_Given instruction_: Using the records provided below, locate and copy each line that contains the word "شفقو".

Part of a data file
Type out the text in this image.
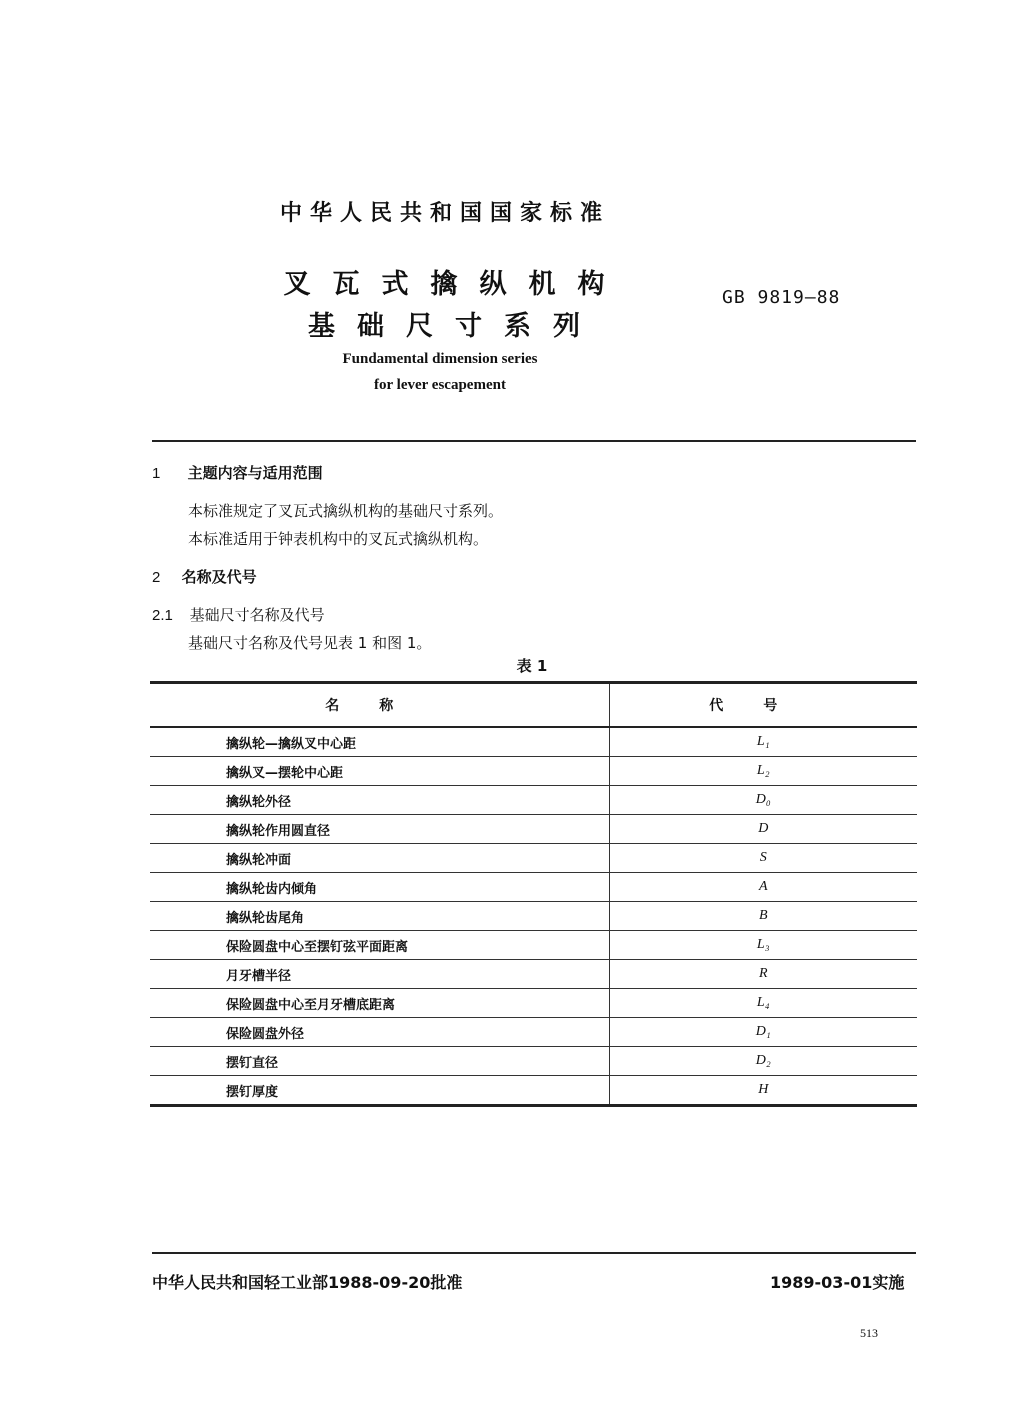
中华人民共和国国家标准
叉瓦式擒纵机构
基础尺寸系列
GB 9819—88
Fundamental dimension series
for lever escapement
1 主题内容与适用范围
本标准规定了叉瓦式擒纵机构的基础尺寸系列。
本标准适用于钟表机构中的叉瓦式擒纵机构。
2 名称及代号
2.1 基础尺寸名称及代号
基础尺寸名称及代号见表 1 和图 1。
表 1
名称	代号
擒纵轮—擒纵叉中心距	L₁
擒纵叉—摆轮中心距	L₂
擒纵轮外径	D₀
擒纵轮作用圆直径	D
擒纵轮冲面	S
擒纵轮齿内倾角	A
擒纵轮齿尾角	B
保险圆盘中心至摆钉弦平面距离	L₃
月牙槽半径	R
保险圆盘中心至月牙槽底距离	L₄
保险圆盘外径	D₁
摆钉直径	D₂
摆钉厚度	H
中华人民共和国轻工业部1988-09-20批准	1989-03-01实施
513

--

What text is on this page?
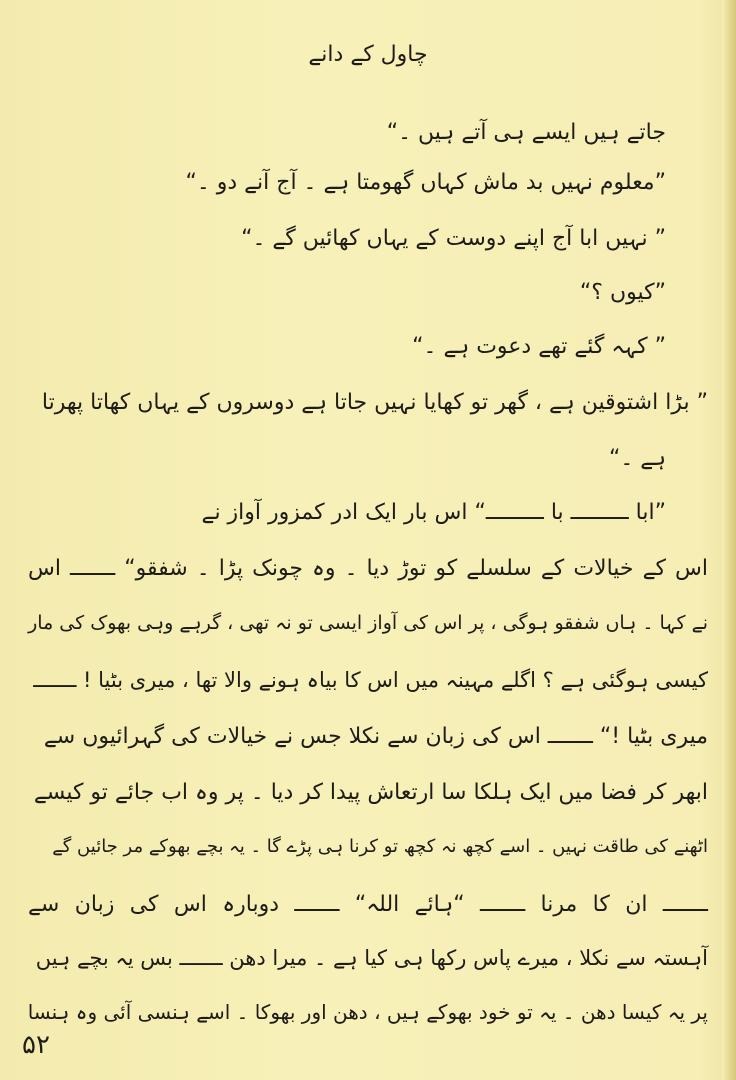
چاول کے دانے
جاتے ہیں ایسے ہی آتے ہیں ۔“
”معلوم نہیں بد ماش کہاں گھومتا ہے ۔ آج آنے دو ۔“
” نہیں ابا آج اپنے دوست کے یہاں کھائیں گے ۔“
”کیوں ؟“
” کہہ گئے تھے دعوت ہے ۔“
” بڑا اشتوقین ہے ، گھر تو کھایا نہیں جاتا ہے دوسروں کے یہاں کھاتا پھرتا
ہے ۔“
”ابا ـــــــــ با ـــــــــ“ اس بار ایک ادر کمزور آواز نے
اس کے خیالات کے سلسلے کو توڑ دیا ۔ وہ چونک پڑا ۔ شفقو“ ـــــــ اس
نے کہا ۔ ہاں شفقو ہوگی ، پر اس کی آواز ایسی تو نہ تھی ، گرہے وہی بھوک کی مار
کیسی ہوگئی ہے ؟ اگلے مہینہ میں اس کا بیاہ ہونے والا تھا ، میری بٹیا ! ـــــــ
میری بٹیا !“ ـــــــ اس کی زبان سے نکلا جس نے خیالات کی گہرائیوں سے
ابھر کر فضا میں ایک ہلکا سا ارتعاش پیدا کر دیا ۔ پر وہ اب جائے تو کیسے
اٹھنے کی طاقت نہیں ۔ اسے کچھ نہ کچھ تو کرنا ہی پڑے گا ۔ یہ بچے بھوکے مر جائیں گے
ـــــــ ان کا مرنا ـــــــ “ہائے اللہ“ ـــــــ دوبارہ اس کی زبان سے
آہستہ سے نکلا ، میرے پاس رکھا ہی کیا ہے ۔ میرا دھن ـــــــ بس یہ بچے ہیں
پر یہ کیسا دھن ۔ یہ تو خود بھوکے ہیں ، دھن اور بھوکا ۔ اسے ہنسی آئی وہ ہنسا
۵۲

_Problem solution_:
اس کے خیالات کے سلسلے کو توڑ دیا ۔ وہ چونک پڑا ۔ شفقو“ ـــــــ اس
نے کہا ۔ ہاں شفقو ہوگی ، پر اس کی آواز ایسی تو نہ تھی ، گرہے وہی بھوک کی مار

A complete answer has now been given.